● DATA SHOWN
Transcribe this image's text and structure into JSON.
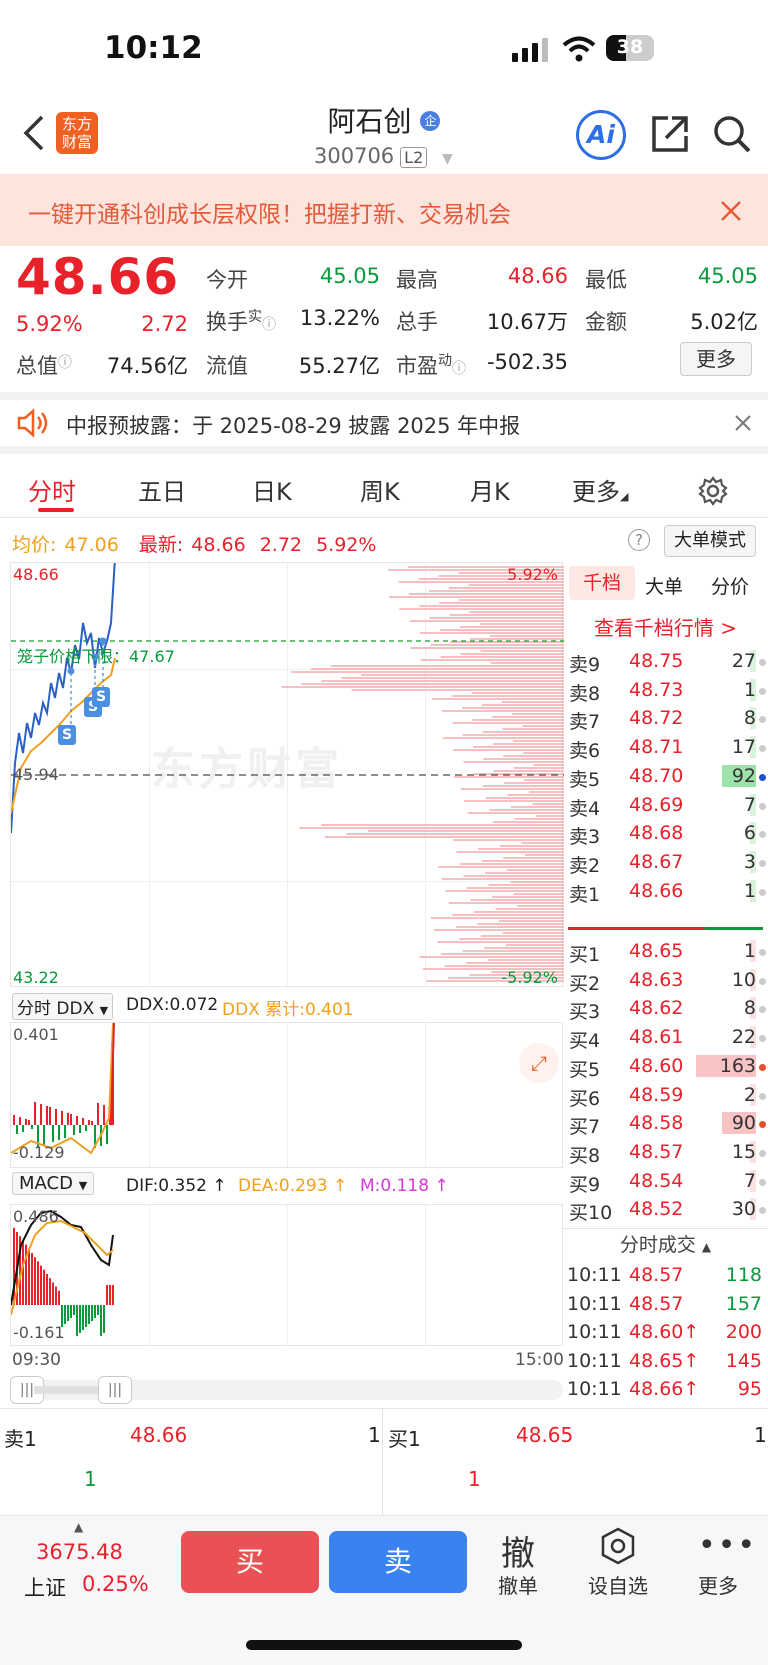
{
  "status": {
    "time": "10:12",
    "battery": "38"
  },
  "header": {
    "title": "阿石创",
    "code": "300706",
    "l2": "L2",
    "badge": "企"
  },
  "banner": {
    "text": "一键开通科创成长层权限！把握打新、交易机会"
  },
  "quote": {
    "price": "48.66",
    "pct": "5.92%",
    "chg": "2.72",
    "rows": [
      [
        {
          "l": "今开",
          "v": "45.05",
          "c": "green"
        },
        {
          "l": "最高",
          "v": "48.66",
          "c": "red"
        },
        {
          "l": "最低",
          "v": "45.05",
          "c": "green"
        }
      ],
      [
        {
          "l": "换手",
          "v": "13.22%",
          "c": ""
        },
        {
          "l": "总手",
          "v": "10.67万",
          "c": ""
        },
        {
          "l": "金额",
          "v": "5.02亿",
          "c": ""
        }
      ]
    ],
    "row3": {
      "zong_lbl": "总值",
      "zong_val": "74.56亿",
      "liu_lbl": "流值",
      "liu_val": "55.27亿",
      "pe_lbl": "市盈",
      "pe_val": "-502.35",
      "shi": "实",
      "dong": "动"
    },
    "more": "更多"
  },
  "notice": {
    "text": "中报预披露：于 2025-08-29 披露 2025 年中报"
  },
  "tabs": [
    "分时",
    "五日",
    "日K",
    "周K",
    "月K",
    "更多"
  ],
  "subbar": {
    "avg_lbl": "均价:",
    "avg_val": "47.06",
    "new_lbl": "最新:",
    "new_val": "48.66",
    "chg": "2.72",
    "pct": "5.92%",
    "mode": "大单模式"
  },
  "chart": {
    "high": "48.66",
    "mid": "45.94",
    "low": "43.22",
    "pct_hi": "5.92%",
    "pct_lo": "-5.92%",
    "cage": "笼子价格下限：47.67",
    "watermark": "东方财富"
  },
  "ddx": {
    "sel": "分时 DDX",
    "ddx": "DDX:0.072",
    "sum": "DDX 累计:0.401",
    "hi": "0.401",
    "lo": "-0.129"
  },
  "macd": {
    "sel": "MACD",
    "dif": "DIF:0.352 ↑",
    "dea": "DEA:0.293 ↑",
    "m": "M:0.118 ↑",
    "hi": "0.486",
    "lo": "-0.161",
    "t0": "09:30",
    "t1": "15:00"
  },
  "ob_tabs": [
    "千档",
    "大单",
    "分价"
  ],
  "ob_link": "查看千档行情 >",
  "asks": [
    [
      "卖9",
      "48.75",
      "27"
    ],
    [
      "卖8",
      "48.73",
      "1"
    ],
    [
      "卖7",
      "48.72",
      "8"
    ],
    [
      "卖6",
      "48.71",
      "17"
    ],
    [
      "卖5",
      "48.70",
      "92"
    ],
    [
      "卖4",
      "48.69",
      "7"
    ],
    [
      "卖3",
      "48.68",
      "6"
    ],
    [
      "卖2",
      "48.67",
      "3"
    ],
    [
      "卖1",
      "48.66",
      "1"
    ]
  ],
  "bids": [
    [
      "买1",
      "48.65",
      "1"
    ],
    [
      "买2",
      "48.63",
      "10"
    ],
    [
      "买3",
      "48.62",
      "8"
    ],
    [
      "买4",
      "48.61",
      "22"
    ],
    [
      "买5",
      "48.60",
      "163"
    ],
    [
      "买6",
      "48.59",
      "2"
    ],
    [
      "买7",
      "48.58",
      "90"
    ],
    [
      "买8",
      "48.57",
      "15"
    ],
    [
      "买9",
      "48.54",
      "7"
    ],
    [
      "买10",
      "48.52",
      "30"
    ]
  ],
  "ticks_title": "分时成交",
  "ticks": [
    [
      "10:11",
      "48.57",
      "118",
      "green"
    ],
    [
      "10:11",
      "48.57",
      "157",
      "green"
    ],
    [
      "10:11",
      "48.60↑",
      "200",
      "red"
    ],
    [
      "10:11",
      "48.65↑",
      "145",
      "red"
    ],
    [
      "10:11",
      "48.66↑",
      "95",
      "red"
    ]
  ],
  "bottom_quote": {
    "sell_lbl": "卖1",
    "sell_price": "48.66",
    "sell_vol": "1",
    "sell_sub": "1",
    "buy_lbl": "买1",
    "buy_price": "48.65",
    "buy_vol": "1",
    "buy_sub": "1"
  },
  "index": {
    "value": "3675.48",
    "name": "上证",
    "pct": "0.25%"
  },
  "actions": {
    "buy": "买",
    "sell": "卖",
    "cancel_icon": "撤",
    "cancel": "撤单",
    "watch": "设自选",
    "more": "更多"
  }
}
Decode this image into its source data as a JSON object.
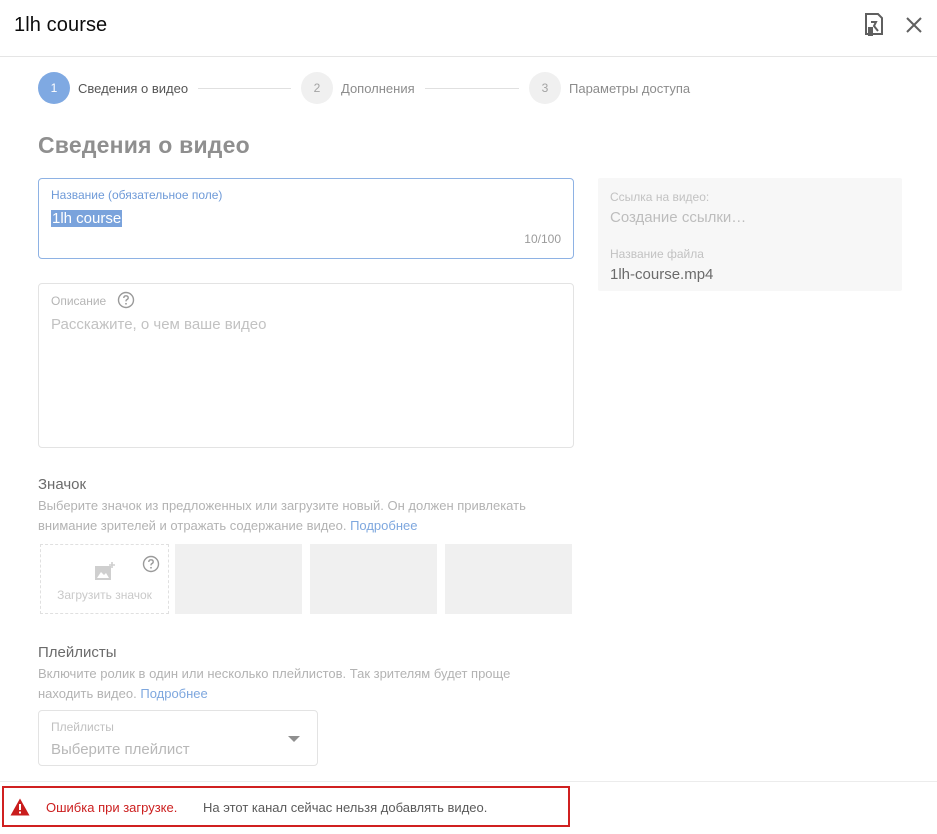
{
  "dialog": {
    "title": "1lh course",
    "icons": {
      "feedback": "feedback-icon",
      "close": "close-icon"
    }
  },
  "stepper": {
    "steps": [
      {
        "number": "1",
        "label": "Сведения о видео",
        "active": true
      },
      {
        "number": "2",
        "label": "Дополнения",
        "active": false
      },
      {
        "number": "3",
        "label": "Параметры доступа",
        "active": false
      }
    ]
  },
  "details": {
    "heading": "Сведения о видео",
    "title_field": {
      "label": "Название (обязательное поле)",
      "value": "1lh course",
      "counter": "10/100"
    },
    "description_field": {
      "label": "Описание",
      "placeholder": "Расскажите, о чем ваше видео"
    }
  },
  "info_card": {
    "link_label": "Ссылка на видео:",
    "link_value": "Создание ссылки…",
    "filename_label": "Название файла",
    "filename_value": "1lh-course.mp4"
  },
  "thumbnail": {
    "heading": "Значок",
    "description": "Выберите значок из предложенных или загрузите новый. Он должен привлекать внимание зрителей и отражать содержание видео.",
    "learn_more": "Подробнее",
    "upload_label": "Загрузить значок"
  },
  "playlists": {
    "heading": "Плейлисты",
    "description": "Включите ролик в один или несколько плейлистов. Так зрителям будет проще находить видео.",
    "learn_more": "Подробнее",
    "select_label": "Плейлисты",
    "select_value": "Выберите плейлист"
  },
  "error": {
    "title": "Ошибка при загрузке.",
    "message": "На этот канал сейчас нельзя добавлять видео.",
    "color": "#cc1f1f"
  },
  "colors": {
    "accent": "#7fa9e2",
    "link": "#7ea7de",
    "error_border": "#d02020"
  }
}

● EXERCISE GOAL
Copy the entries above faithfully and omit every image.

● SOLUTION
Transcribe this image's text and structure into JSON.
{
  "status": {
    "time": "10:12",
    "battery": "38"
  },
  "header": {
    "title": "阿石创",
    "code": "300706",
    "l2": "L2",
    "badge": "企"
  },
  "banner": {
    "text": "一键开通科创成长层权限！把握打新、交易机会"
  },
  "quote": {
    "price": "48.66",
    "pct": "5.92%",
    "chg": "2.72",
    "rows": [
      [
        {
          "l": "今开",
          "v": "45.05",
          "c": "green"
        },
        {
          "l": "最高",
          "v": "48.66",
          "c": "red"
        },
        {
          "l": "最低",
          "v": "45.05",
          "c": "green"
        }
      ],
      [
        {
          "l": "换手",
          "v": "13.22%",
          "c": ""
        },
        {
          "l": "总手",
          "v": "10.67万",
          "c": ""
        },
        {
          "l": "金额",
          "v": "5.02亿",
          "c": ""
        }
      ]
    ],
    "row3": {
      "zong_lbl": "总值",
      "zong_val": "74.56亿",
      "liu_lbl": "流值",
      "liu_val": "55.27亿",
      "pe_lbl": "市盈",
      "pe_val": "-502.35",
      "shi": "实",
      "dong": "动"
    },
    "more": "更多"
  },
  "notice": {
    "text": "中报预披露：于 2025-08-29 披露 2025 年中报"
  },
  "tabs": [
    "分时",
    "五日",
    "日K",
    "周K",
    "月K",
    "更多"
  ],
  "subbar": {
    "avg_lbl": "均价:",
    "avg_val": "47.06",
    "new_lbl": "最新:",
    "new_val": "48.66",
    "chg": "2.72",
    "pct": "5.92%",
    "mode": "大单模式"
  },
  "chart": {
    "high": "48.66",
    "mid": "45.94",
    "low": "43.22",
    "pct_hi": "5.92%",
    "pct_lo": "-5.92%",
    "cage": "笼子价格下限：47.67",
    "watermark": "东方财富"
  },
  "ddx": {
    "sel": "分时 DDX",
    "ddx": "DDX:0.072",
    "sum": "DDX 累计:0.401",
    "hi": "0.401",
    "lo": "-0.129"
  },
  "macd": {
    "sel": "MACD",
    "dif": "DIF:0.352 ↑",
    "dea": "DEA:0.293 ↑",
    "m": "M:0.118 ↑",
    "hi": "0.486",
    "lo": "-0.161",
    "t0": "09:30",
    "t1": "15:00"
  },
  "ob_tabs": [
    "千档",
    "大单",
    "分价"
  ],
  "ob_link": "查看千档行情 >",
  "asks": [
    [
      "卖9",
      "48.75",
      "27"
    ],
    [
      "卖8",
      "48.73",
      "1"
    ],
    [
      "卖7",
      "48.72",
      "8"
    ],
    [
      "卖6",
      "48.71",
      "17"
    ],
    [
      "卖5",
      "48.70",
      "92"
    ],
    [
      "卖4",
      "48.69",
      "7"
    ],
    [
      "卖3",
      "48.68",
      "6"
    ],
    [
      "卖2",
      "48.67",
      "3"
    ],
    [
      "卖1",
      "48.66",
      "1"
    ]
  ],
  "bids": [
    [
      "买1",
      "48.65",
      "1"
    ],
    [
      "买2",
      "48.63",
      "10"
    ],
    [
      "买3",
      "48.62",
      "8"
    ],
    [
      "买4",
      "48.61",
      "22"
    ],
    [
      "买5",
      "48.60",
      "163"
    ],
    [
      "买6",
      "48.59",
      "2"
    ],
    [
      "买7",
      "48.58",
      "90"
    ],
    [
      "买8",
      "48.57",
      "15"
    ],
    [
      "买9",
      "48.54",
      "7"
    ],
    [
      "买10",
      "48.52",
      "30"
    ]
  ],
  "ticks_title": "分时成交",
  "ticks": [
    [
      "10:11",
      "48.57",
      "118",
      "green"
    ],
    [
      "10:11",
      "48.57",
      "157",
      "green"
    ],
    [
      "10:11",
      "48.60↑",
      "200",
      "red"
    ],
    [
      "10:11",
      "48.65↑",
      "145",
      "red"
    ],
    [
      "10:11",
      "48.66↑",
      "95",
      "red"
    ]
  ],
  "bottom_quote": {
    "sell_lbl": "卖1",
    "sell_price": "48.66",
    "sell_vol": "1",
    "sell_sub": "1",
    "buy_lbl": "买1",
    "buy_price": "48.65",
    "buy_vol": "1",
    "buy_sub": "1"
  },
  "index": {
    "value": "3675.48",
    "name": "上证",
    "pct": "0.25%"
  },
  "actions": {
    "buy": "买",
    "sell": "卖",
    "cancel_icon": "撤",
    "cancel": "撤单",
    "watch": "设自选",
    "more": "更多"
  }
}
Decode this image into its source data as a JSON object.
{
  "dialog": {
    "title": "1lh course",
    "icons": {
      "feedback": "feedback-icon",
      "close": "close-icon"
    }
  },
  "stepper": {
    "steps": [
      {
        "number": "1",
        "label": "Сведения о видео",
        "active": true
      },
      {
        "number": "2",
        "label": "Дополнения",
        "active": false
      },
      {
        "number": "3",
        "label": "Параметры доступа",
        "active": false
      }
    ]
  },
  "details": {
    "heading": "Сведения о видео",
    "title_field": {
      "label": "Название (обязательное поле)",
      "value": "1lh course",
      "counter": "10/100"
    },
    "description_field": {
      "label": "Описание",
      "placeholder": "Расскажите, о чем ваше видео"
    }
  },
  "info_card": {
    "link_label": "Ссылка на видео:",
    "link_value": "Создание ссылки…",
    "filename_label": "Название файла",
    "filename_value": "1lh-course.mp4"
  },
  "thumbnail": {
    "heading": "Значок",
    "description": "Выберите значок из предложенных или загрузите новый. Он должен привлекать внимание зрителей и отражать содержание видео.",
    "learn_more": "Подробнее",
    "upload_label": "Загрузить значок"
  },
  "playlists": {
    "heading": "Плейлисты",
    "description": "Включите ролик в один или несколько плейлистов. Так зрителям будет проще находить видео.",
    "learn_more": "Подробнее",
    "select_label": "Плейлисты",
    "select_value": "Выберите плейлист"
  },
  "error": {
    "title": "Ошибка при загрузке.",
    "message": "На этот канал сейчас нельзя добавлять видео.",
    "color": "#cc1f1f"
  },
  "colors": {
    "accent": "#7fa9e2",
    "link": "#7ea7de",
    "error_border": "#d02020"
  }
}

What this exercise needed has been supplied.